- **Task to complete**: Beneath this sentence is a listing. Return its lines from the one containing "Output the text content of this document." through the last, exactly, and omit the pictures.

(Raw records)
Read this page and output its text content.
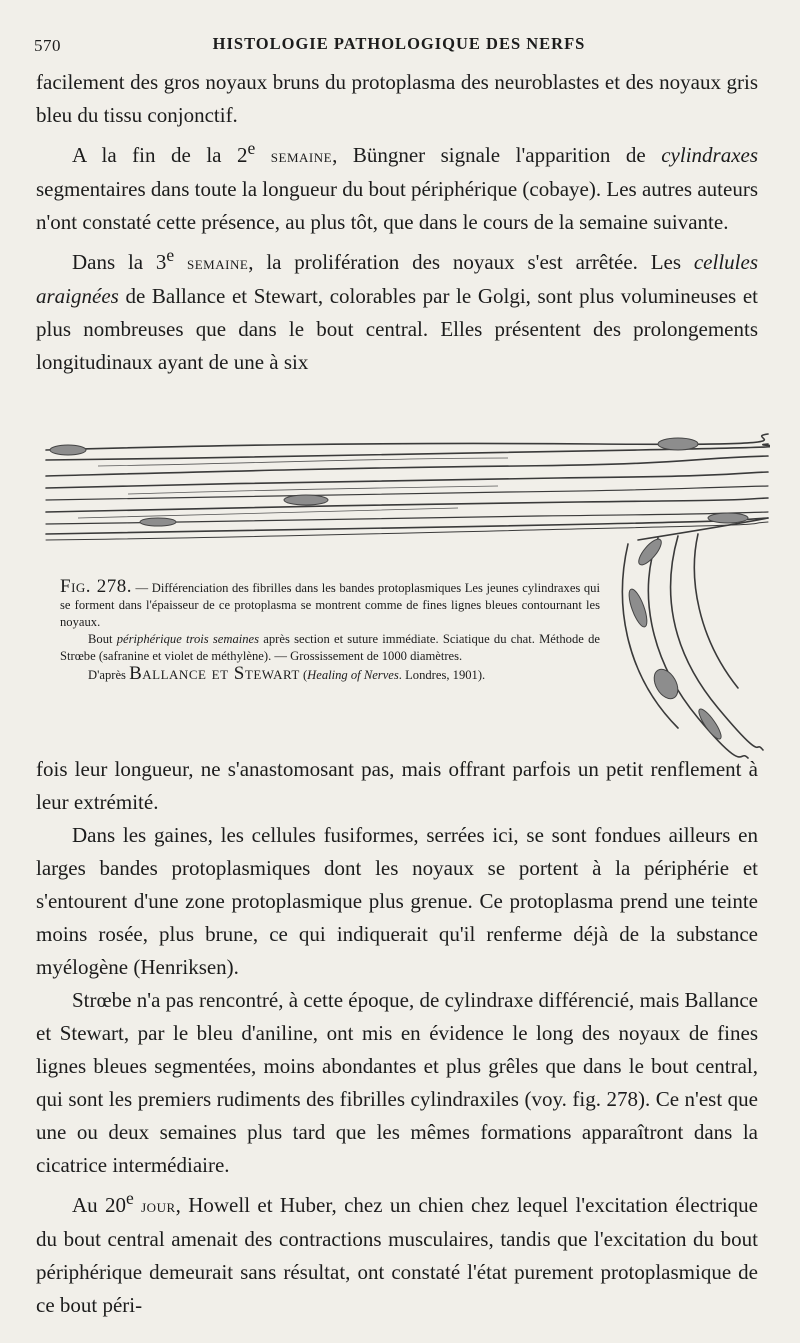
570	HISTOLOGIE PATHOLOGIQUE DES NERFS

facilement des gros noyaux bruns du protoplasma des neuroblastes et des noyaux gris bleu du tissu conjonctif.

A la fin de la 2e semaine, Büngner signale l'apparition de cylindraxes segmentaires dans toute la longueur du bout périphérique (cobaye). Les autres auteurs n'ont constaté cette présence, au plus tôt, que dans le cours de la semaine suivante.

Dans la 3e semaine, la prolifération des noyaux s'est arrêtée. Les cellules araignées de Ballance et Stewart, colorables par le Golgi, sont plus volumineuses et plus nombreuses que dans le bout central. Elles présentent des prolongements longitudinaux ayant de une à six

Fig. 278. — Différenciation des fibrilles dans les bandes protoplasmiques Les jeunes cylindraxes qui se forment dans l'épaisseur de ce protoplasma se montrent comme de fines lignes bleues contournant les noyaux.

Bout périphérique trois semaines après section et suture immédiate. Sciatique du chat. Méthode de Strœbe (safranine et violet de méthylène). — Grossissement de 1000 diamètres.

D'après Ballance et Stewart (Healing of Nerves. Londres, 1901).

fois leur longueur, ne s'anastomosant pas, mais offrant parfois un petit renflement à leur extrémité.

Dans les gaines, les cellules fusiformes, serrées ici, se sont fondues ailleurs en larges bandes protoplasmiques dont les noyaux se portent à la périphérie et s'entourent d'une zone protoplasmique plus grenue. Ce protoplasma prend une teinte moins rosée, plus brune, ce qui indiquerait qu'il renferme déjà de la substance myélogène (Henriksen).

Strœbe n'a pas rencontré, à cette époque, de cylindraxe différencié, mais Ballance et Stewart, par le bleu d'aniline, ont mis en évidence le long des noyaux de fines lignes bleues segmentées, moins abondantes et plus grêles que dans le bout central, qui sont les premiers rudiments des fibrilles cylindraxiles (voy. fig. 278). Ce n'est que une ou deux semaines plus tard que les mêmes formations apparaîtront dans la cicatrice intermédiaire.

Au 20e jour, Howell et Huber, chez un chien chez lequel l'excitation électrique du bout central amenait des contractions musculaires, tandis que l'excitation du bout périphérique demeurait sans résultat, ont constaté l'état purement protoplasmique de ce bout péri-
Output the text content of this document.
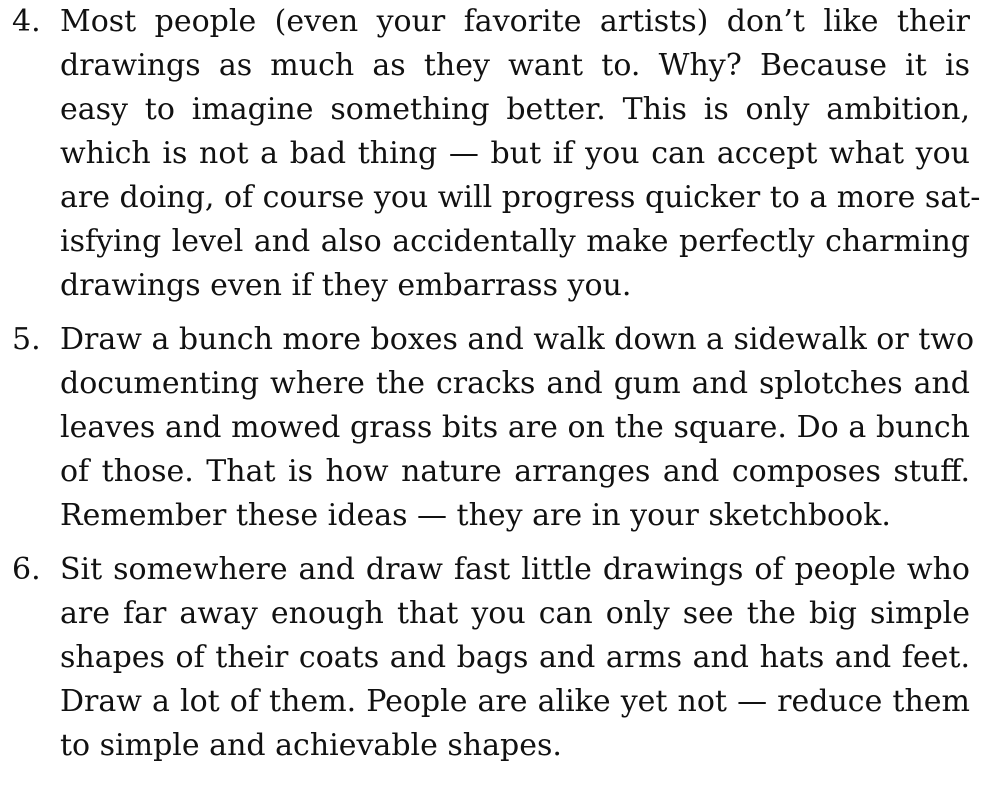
4. Most people (even your favorite artists) don’t like their
drawings as much as they want to. Why? Because it is
easy to imagine something better. This is only ambition,
which is not a bad thing — but if you can accept what you
are doing, of course you will progress quicker to a more sat-
isfying level and also accidentally make perfectly charming
drawings even if they embarrass you.
5. Draw a bunch more boxes and walk down a sidewalk or two
documenting where the cracks and gum and splotches and
leaves and mowed grass bits are on the square. Do a bunch
of those. That is how nature arranges and composes stuff.
Remember these ideas — they are in your sketchbook.
6. Sit somewhere and draw fast little drawings of people who
are far away enough that you can only see the big simple
shapes of their coats and bags and arms and hats and feet.
Draw a lot of them. People are alike yet not — reduce them
to simple and achievable shapes.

- **Exercise solution**:
Output the text content of this document.
4. Most people (even your favorite artists) don’t like their
drawings as much as they want to. Why? Because it is
easy to imagine something better. This is only ambition,
which is not a bad thing — but if you can accept what you
are doing, of course you will progress quicker to a more sat-
isfying level and also accidentally make perfectly charming
drawings even if they embarrass you.
5. Draw a bunch more boxes and walk down a sidewalk or two
documenting where the cracks and gum and splotches and
leaves and mowed grass bits are on the square. Do a bunch
of those. That is how nature arranges and composes stuff.
Remember these ideas — they are in your sketchbook.
6. Sit somewhere and draw fast little drawings of people who
are far away enough that you can only see the big simple
shapes of their coats and bags and arms and hats and feet.
Draw a lot of them. People are alike yet not — reduce them
to simple and achievable shapes.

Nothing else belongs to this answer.